TASK TO CARRY OUT: Go through the material and write it all out exactly, minus the pictures.

[start]

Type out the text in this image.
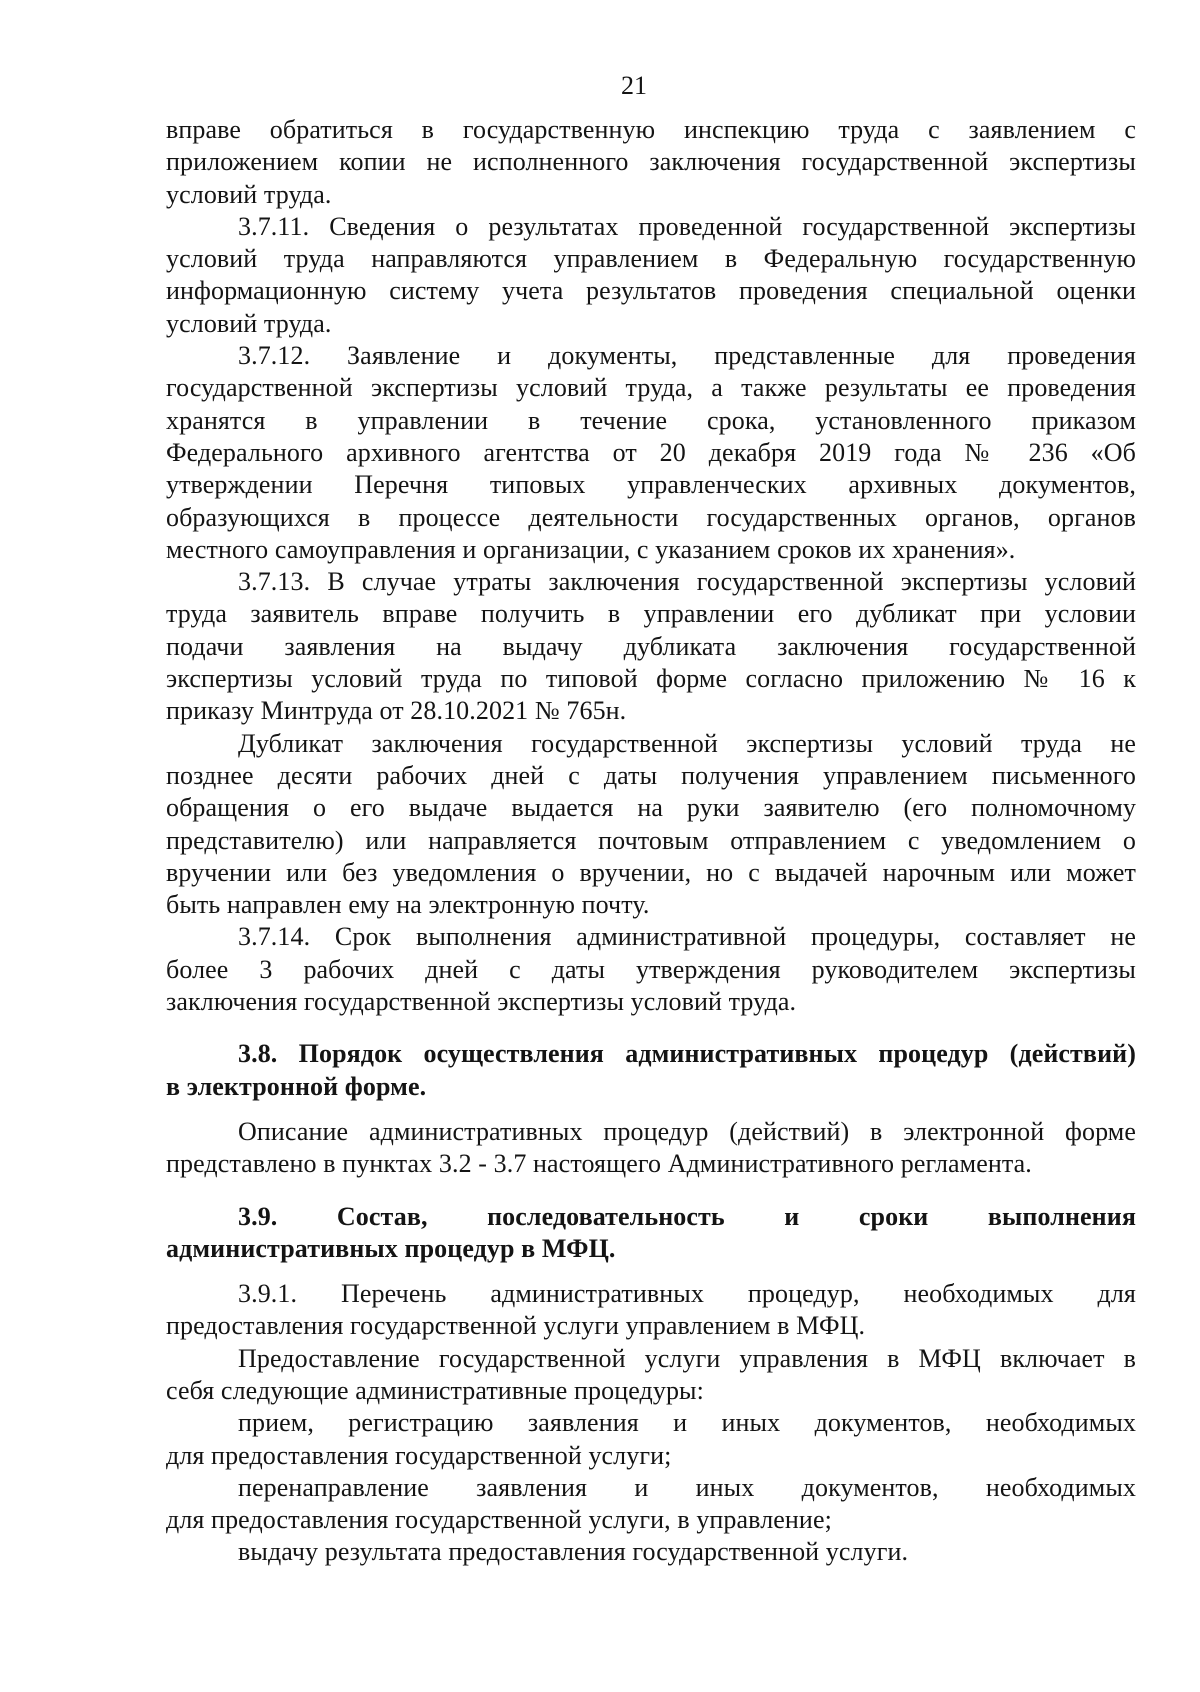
21

вправе обратиться в государственную инспекцию труда с заявлением с
приложением копии не исполненного заключения государственной экспертизы
условий труда.

3.7.11. Сведения о результатах проведенной государственной экспертизы
условий труда направляются управлением в Федеральную государственную
информационную систему учета результатов проведения специальной оценки
условий труда.

3.7.12. Заявление и документы, представленные для проведения
государственной экспертизы условий труда, а также результаты ее проведения
хранятся в управлении в течение срока, установленного приказом
Федерального архивного агентства от 20 декабря 2019 года № 236 «Об
утверждении Перечня типовых управленческих архивных документов,
образующихся в процессе деятельности государственных органов, органов
местного самоуправления и организации, с указанием сроков их хранения».

3.7.13. В случае утраты заключения государственной экспертизы условий
труда заявитель вправе получить в управлении его дубликат при условии
подачи заявления на выдачу дубликата заключения государственной
экспертизы условий труда по типовой форме согласно приложению № 16 к
приказу Минтруда от 28.10.2021 № 765н.

Дубликат заключения государственной экспертизы условий труда не
позднее десяти рабочих дней с даты получения управлением письменного
обращения о его выдаче выдается на руки заявителю (его полномочному
представителю) или направляется почтовым отправлением с уведомлением о
вручении или без уведомления о вручении, но с выдачей нарочным или может
быть направлен ему на электронную почту.

3.7.14. Срок выполнения административной процедуры, составляет не
более 3 рабочих дней с даты утверждения руководителем экспертизы
заключения государственной экспертизы условий труда.

3.8. Порядок осуществления административных процедур (действий)
в электронной форме.

Описание административных процедур (действий) в электронной форме
представлено в пунктах 3.2 - 3.7 настоящего Административного регламента.

3.9. Состав, последовательность и сроки выполнения
административных процедур в МФЦ.

3.9.1. Перечень административных процедур, необходимых для
предоставления государственной услуги управлением в МФЦ.

Предоставление государственной услуги управления в МФЦ включает в
себя следующие административные процедуры:

прием, регистрацию заявления и иных документов, необходимых
для предоставления государственной услуги;

перенаправление заявления и иных документов, необходимых
для предоставления государственной услуги, в управление;

выдачу результата предоставления государственной услуги.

[end]

FINAL RESULT:
Type out the text in this image.
21

вправе обратиться в государственную инспекцию труда с заявлением с
приложением копии не исполненного заключения государственной экспертизы
условий труда.

3.7.11. Сведения о результатах проведенной государственной экспертизы
условий труда направляются управлением в Федеральную государственную
информационную систему учета результатов проведения специальной оценки
условий труда.

3.7.12. Заявление и документы, представленные для проведения
государственной экспертизы условий труда, а также результаты ее проведения
хранятся в управлении в течение срока, установленного приказом
Федерального архивного агентства от 20 декабря 2019 года № 236 «Об
утверждении Перечня типовых управленческих архивных документов,
образующихся в процессе деятельности государственных органов, органов
местного самоуправления и организации, с указанием сроков их хранения».

3.7.13. В случае утраты заключения государственной экспертизы условий
труда заявитель вправе получить в управлении его дубликат при условии
подачи заявления на выдачу дубликата заключения государственной
экспертизы условий труда по типовой форме согласно приложению № 16 к
приказу Минтруда от 28.10.2021 № 765н.

Дубликат заключения государственной экспертизы условий труда не
позднее десяти рабочих дней с даты получения управлением письменного
обращения о его выдаче выдается на руки заявителю (его полномочному
представителю) или направляется почтовым отправлением с уведомлением о
вручении или без уведомления о вручении, но с выдачей нарочным или может
быть направлен ему на электронную почту.

3.7.14. Срок выполнения административной процедуры, составляет не
более 3 рабочих дней с даты утверждения руководителем экспертизы
заключения государственной экспертизы условий труда.

3.8. Порядок осуществления административных процедур (действий)
в электронной форме.

Описание административных процедур (действий) в электронной форме
представлено в пунктах 3.2 - 3.7 настоящего Административного регламента.

3.9. Состав, последовательность и сроки выполнения
административных процедур в МФЦ.

3.9.1. Перечень административных процедур, необходимых для
предоставления государственной услуги управлением в МФЦ.

Предоставление государственной услуги управления в МФЦ включает в
себя следующие административные процедуры:

прием, регистрацию заявления и иных документов, необходимых
для предоставления государственной услуги;

перенаправление заявления и иных документов, необходимых
для предоставления государственной услуги, в управление;

выдачу результата предоставления государственной услуги.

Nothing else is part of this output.